_Aim_: Gather each line of the records where "Vice" appears.

_Data records_:
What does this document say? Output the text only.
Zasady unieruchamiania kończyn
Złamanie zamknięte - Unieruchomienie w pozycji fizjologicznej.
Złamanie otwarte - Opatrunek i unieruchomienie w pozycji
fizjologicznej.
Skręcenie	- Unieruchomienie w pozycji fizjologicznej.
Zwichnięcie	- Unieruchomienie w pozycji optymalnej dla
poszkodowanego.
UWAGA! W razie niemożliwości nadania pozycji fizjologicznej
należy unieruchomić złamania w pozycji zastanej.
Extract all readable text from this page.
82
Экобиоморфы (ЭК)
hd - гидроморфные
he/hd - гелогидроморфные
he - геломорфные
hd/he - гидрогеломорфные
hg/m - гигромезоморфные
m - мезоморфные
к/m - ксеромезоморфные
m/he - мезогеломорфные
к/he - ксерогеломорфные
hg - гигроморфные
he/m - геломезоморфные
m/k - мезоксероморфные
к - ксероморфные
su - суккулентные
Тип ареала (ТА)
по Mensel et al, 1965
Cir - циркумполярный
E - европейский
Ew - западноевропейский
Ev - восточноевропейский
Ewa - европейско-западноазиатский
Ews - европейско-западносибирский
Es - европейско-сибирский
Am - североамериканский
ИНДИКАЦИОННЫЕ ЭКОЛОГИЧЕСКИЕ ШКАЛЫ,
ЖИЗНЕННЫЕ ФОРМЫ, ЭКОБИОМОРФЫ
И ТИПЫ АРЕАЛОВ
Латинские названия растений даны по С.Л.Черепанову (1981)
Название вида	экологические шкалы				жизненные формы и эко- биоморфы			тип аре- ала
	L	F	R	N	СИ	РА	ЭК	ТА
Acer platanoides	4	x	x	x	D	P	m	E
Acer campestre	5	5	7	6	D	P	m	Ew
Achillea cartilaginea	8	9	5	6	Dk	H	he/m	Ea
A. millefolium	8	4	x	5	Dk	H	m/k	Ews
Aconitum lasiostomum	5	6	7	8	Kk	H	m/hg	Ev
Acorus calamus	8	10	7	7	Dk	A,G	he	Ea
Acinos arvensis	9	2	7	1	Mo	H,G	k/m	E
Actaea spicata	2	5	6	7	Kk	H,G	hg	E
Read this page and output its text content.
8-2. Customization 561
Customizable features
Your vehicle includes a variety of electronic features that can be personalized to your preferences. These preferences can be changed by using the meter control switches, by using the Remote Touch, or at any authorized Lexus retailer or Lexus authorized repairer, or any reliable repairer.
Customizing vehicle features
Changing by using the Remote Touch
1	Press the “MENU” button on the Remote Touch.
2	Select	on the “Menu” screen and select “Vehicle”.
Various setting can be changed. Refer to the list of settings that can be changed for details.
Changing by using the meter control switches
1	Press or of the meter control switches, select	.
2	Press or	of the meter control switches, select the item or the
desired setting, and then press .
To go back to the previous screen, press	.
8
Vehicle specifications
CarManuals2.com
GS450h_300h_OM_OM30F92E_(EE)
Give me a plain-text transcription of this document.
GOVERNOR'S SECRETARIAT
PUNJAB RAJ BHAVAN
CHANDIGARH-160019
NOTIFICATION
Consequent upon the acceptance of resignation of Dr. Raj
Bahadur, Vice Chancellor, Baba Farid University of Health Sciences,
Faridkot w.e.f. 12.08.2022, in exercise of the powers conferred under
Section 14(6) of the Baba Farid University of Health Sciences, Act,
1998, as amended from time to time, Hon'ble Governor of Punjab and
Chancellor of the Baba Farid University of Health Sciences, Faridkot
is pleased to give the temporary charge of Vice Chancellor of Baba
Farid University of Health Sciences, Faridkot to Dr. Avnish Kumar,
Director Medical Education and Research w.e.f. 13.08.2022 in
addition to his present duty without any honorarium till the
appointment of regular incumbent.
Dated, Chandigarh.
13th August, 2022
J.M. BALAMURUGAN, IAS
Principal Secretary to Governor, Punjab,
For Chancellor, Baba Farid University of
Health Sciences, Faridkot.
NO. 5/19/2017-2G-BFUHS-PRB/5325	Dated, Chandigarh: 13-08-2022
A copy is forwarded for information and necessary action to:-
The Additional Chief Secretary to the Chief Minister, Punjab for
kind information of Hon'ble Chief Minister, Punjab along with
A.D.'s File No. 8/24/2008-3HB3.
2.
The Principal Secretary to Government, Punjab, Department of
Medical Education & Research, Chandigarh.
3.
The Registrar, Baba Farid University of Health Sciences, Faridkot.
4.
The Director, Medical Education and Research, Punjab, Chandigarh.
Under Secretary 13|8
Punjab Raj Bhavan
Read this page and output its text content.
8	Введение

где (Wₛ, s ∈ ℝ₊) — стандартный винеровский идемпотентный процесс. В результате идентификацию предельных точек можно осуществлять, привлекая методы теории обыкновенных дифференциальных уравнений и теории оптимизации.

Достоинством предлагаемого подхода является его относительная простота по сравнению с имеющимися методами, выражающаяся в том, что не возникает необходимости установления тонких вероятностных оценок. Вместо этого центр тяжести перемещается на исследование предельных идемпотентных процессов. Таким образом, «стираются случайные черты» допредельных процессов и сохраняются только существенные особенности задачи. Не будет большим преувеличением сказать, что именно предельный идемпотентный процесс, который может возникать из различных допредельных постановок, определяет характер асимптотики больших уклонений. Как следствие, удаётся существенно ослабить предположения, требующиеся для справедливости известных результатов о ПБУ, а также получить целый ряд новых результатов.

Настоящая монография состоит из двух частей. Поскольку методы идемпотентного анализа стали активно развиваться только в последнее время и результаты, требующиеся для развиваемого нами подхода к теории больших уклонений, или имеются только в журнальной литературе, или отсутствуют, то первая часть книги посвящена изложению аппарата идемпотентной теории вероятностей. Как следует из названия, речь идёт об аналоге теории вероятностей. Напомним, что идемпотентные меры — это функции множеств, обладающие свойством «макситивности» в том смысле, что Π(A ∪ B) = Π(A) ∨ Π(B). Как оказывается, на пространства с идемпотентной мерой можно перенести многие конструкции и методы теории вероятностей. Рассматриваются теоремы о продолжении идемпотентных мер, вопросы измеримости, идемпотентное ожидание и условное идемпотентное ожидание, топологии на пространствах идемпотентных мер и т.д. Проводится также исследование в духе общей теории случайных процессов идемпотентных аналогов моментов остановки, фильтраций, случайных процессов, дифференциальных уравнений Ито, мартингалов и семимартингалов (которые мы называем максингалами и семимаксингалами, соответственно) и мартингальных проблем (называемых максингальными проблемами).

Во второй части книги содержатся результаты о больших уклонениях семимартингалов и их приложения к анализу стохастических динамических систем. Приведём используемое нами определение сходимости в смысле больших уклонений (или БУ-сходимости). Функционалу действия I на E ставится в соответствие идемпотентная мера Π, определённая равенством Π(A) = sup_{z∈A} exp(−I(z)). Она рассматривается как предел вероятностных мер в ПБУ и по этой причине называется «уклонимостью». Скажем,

_Expected output_:
Bahadur, Vice Chancellor, Baba Farid University of Health Sciences,
is pleased to give the temporary charge of Vice Chancellor of Baba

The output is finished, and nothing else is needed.